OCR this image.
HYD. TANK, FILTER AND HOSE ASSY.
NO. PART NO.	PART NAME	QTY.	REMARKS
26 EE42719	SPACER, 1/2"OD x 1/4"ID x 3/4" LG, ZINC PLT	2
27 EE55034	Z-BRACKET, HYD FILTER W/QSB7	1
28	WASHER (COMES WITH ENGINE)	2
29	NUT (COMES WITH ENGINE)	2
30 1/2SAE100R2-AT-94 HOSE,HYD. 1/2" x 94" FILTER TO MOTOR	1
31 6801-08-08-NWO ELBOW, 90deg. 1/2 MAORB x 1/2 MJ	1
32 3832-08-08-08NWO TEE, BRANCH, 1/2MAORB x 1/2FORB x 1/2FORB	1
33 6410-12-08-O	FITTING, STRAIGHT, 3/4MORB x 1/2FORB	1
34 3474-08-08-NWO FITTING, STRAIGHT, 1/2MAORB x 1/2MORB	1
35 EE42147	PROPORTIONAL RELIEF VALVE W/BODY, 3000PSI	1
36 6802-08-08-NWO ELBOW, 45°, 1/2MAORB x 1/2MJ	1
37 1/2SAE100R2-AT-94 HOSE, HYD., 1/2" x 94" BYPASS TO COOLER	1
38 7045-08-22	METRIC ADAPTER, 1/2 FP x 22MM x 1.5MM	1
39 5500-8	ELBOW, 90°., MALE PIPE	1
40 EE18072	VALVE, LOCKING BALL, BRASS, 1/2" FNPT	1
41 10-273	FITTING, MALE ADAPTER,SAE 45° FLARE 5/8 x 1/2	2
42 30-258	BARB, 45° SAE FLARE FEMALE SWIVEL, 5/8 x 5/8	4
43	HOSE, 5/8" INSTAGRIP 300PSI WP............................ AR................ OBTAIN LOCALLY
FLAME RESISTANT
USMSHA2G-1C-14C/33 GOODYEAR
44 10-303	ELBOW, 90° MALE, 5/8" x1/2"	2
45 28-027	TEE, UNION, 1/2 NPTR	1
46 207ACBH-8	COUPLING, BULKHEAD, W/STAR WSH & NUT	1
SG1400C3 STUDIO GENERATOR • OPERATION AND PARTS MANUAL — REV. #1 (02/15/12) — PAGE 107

========

Set problem> Retype the records in full. Keep every line identical to the original.

Task solution>
OCR this image.
HYD. TANK, FILTER AND HOSE ASSY.
NO. PART NO.	PART NAME	QTY.	REMARKS
26 EE42719	SPACER, 1/2"OD x 1/4"ID x 3/4" LG, ZINC PLT	2
27 EE55034	Z-BRACKET, HYD FILTER W/QSB7	1
28	WASHER (COMES WITH ENGINE)	2
29	NUT (COMES WITH ENGINE)	2
30 1/2SAE100R2-AT-94 HOSE,HYD. 1/2" x 94" FILTER TO MOTOR	1
31 6801-08-08-NWO ELBOW, 90deg. 1/2 MAORB x 1/2 MJ	1
32 3832-08-08-08NWO TEE, BRANCH, 1/2MAORB x 1/2FORB x 1/2FORB	1
33 6410-12-08-O	FITTING, STRAIGHT, 3/4MORB x 1/2FORB	1
34 3474-08-08-NWO FITTING, STRAIGHT, 1/2MAORB x 1/2MORB	1
35 EE42147	PROPORTIONAL RELIEF VALVE W/BODY, 3000PSI	1
36 6802-08-08-NWO ELBOW, 45°, 1/2MAORB x 1/2MJ	1
37 1/2SAE100R2-AT-94 HOSE, HYD., 1/2" x 94" BYPASS TO COOLER	1
38 7045-08-22	METRIC ADAPTER, 1/2 FP x 22MM x 1.5MM	1
39 5500-8	ELBOW, 90°., MALE PIPE	1
40 EE18072	VALVE, LOCKING BALL, BRASS, 1/2" FNPT	1
41 10-273	FITTING, MALE ADAPTER,SAE 45° FLARE 5/8 x 1/2	2
42 30-258	BARB, 45° SAE FLARE FEMALE SWIVEL, 5/8 x 5/8	4
43	HOSE, 5/8" INSTAGRIP 300PSI WP............................ AR................ OBTAIN LOCALLY
FLAME RESISTANT
USMSHA2G-1C-14C/33 GOODYEAR
44 10-303	ELBOW, 90° MALE, 5/8" x1/2"	2
45 28-027	TEE, UNION, 1/2 NPTR	1
46 207ACBH-8	COUPLING, BULKHEAD, W/STAR WSH & NUT	1
SG1400C3 STUDIO GENERATOR • OPERATION AND PARTS MANUAL — REV. #1 (02/15/12) — PAGE 107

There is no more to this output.